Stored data
>>>
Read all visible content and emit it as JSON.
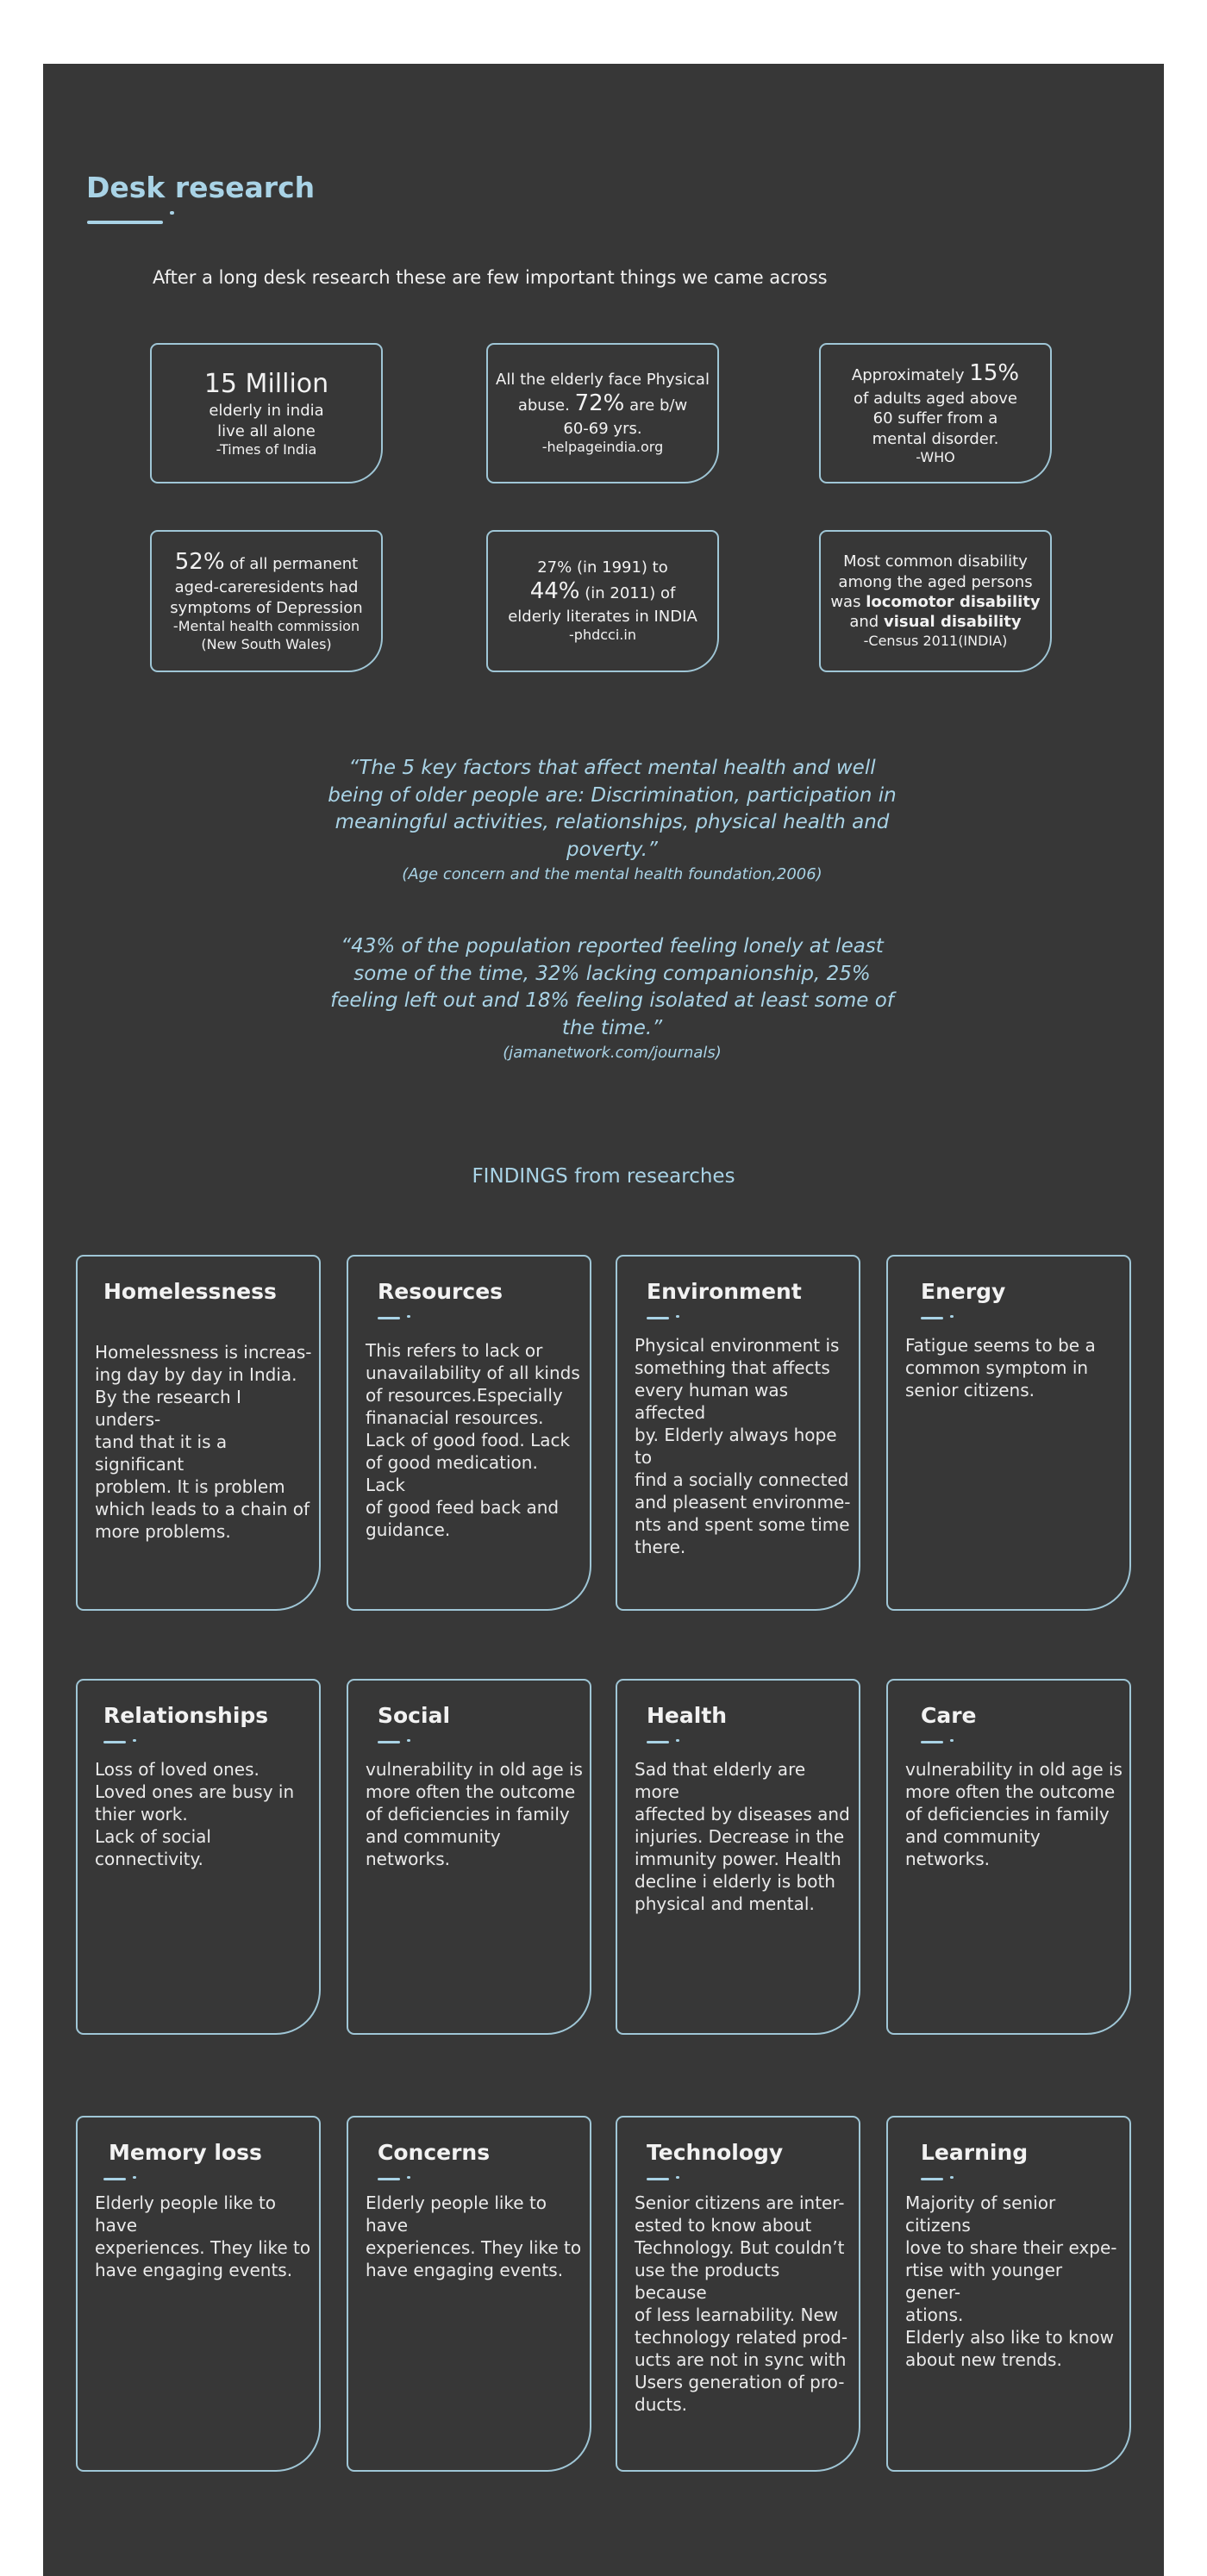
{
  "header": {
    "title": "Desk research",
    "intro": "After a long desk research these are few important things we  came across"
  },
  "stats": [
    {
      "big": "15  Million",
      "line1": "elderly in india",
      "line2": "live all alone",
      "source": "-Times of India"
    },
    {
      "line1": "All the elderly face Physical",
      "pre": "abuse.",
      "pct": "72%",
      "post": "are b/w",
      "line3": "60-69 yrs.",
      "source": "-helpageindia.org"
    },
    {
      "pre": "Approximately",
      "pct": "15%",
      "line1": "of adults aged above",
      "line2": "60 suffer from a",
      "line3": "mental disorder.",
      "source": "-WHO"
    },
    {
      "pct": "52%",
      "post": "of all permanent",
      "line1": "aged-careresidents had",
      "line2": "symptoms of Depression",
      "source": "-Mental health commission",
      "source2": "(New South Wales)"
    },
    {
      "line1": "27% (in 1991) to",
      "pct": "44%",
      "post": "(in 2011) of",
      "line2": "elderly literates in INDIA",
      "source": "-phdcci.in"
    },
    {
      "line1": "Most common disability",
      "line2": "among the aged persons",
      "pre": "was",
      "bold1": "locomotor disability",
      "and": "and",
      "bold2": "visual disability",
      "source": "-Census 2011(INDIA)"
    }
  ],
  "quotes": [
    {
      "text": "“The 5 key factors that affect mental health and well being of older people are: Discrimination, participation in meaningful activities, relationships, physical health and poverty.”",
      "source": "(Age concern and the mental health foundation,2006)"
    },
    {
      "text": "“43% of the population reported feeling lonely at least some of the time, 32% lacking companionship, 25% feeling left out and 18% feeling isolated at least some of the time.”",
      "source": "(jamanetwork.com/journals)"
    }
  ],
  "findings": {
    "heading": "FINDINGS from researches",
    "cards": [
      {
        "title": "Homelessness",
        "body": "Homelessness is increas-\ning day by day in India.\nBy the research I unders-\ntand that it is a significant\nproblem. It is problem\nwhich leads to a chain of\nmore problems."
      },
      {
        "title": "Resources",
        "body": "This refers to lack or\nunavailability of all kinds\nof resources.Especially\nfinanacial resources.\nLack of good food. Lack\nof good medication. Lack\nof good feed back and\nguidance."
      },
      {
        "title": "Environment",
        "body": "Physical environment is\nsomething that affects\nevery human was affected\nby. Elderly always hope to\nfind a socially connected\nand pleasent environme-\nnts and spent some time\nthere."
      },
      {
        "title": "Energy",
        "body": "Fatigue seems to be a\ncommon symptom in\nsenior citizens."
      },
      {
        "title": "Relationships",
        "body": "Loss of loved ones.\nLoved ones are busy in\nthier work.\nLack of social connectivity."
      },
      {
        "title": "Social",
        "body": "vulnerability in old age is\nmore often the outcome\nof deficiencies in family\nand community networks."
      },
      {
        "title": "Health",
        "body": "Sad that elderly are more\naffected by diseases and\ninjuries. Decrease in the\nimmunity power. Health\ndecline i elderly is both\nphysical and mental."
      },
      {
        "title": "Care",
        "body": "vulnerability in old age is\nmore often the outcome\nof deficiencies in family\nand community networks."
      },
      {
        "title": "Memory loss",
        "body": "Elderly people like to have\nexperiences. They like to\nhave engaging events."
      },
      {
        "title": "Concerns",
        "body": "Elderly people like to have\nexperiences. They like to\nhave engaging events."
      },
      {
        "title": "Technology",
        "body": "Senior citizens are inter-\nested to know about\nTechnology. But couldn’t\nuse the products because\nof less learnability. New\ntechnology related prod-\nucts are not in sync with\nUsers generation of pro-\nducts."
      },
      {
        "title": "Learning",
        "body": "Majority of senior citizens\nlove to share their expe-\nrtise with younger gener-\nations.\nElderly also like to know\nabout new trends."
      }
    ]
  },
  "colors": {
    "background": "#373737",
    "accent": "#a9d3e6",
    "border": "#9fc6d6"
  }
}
<<<
What to do
Each entry above is to be written out again unchanged, apart from the pictures, which are left out.

Answer to the task
Read all visible content and emit it as JSON.
{
  "header": {
    "title": "Desk research",
    "intro": "After a long desk research these are few important things we  came across"
  },
  "stats": [
    {
      "big": "15  Million",
      "line1": "elderly in india",
      "line2": "live all alone",
      "source": "-Times of India"
    },
    {
      "line1": "All the elderly face Physical",
      "pre": "abuse.",
      "pct": "72%",
      "post": "are b/w",
      "line3": "60-69 yrs.",
      "source": "-helpageindia.org"
    },
    {
      "pre": "Approximately",
      "pct": "15%",
      "line1": "of adults aged above",
      "line2": "60 suffer from a",
      "line3": "mental disorder.",
      "source": "-WHO"
    },
    {
      "pct": "52%",
      "post": "of all permanent",
      "line1": "aged-careresidents had",
      "line2": "symptoms of Depression",
      "source": "-Mental health commission",
      "source2": "(New South Wales)"
    },
    {
      "line1": "27% (in 1991) to",
      "pct": "44%",
      "post": "(in 2011) of",
      "line2": "elderly literates in INDIA",
      "source": "-phdcci.in"
    },
    {
      "line1": "Most common disability",
      "line2": "among the aged persons",
      "pre": "was",
      "bold1": "locomotor disability",
      "and": "and",
      "bold2": "visual disability",
      "source": "-Census 2011(INDIA)"
    }
  ],
  "quotes": [
    {
      "text": "“The 5 key factors that affect mental health and well being of older people are: Discrimination, participation in meaningful activities, relationships, physical health and poverty.”",
      "source": "(Age concern and the mental health foundation,2006)"
    },
    {
      "text": "“43% of the population reported feeling lonely at least some of the time, 32% lacking companionship, 25% feeling left out and 18% feeling isolated at least some of the time.”",
      "source": "(jamanetwork.com/journals)"
    }
  ],
  "findings": {
    "heading": "FINDINGS from researches",
    "cards": [
      {
        "title": "Homelessness",
        "body": "Homelessness is increas-\ning day by day in India.\nBy the research I unders-\ntand that it is a significant\nproblem. It is problem\nwhich leads to a chain of\nmore problems."
      },
      {
        "title": "Resources",
        "body": "This refers to lack or\nunavailability of all kinds\nof resources.Especially\nfinanacial resources.\nLack of good food. Lack\nof good medication. Lack\nof good feed back and\nguidance."
      },
      {
        "title": "Environment",
        "body": "Physical environment is\nsomething that affects\nevery human was affected\nby. Elderly always hope to\nfind a socially connected\nand pleasent environme-\nnts and spent some time\nthere."
      },
      {
        "title": "Energy",
        "body": "Fatigue seems to be a\ncommon symptom in\nsenior citizens."
      },
      {
        "title": "Relationships",
        "body": "Loss of loved ones.\nLoved ones are busy in\nthier work.\nLack of social connectivity."
      },
      {
        "title": "Social",
        "body": "vulnerability in old age is\nmore often the outcome\nof deficiencies in family\nand community networks."
      },
      {
        "title": "Health",
        "body": "Sad that elderly are more\naffected by diseases and\ninjuries. Decrease in the\nimmunity power. Health\ndecline i elderly is both\nphysical and mental."
      },
      {
        "title": "Care",
        "body": "vulnerability in old age is\nmore often the outcome\nof deficiencies in family\nand community networks."
      },
      {
        "title": "Memory loss",
        "body": "Elderly people like to have\nexperiences. They like to\nhave engaging events."
      },
      {
        "title": "Concerns",
        "body": "Elderly people like to have\nexperiences. They like to\nhave engaging events."
      },
      {
        "title": "Technology",
        "body": "Senior citizens are inter-\nested to know about\nTechnology. But couldn’t\nuse the products because\nof less learnability. New\ntechnology related prod-\nucts are not in sync with\nUsers generation of pro-\nducts."
      },
      {
        "title": "Learning",
        "body": "Majority of senior citizens\nlove to share their expe-\nrtise with younger gener-\nations.\nElderly also like to know\nabout new trends."
      }
    ]
  },
  "colors": {
    "background": "#373737",
    "accent": "#a9d3e6",
    "border": "#9fc6d6"
  }
}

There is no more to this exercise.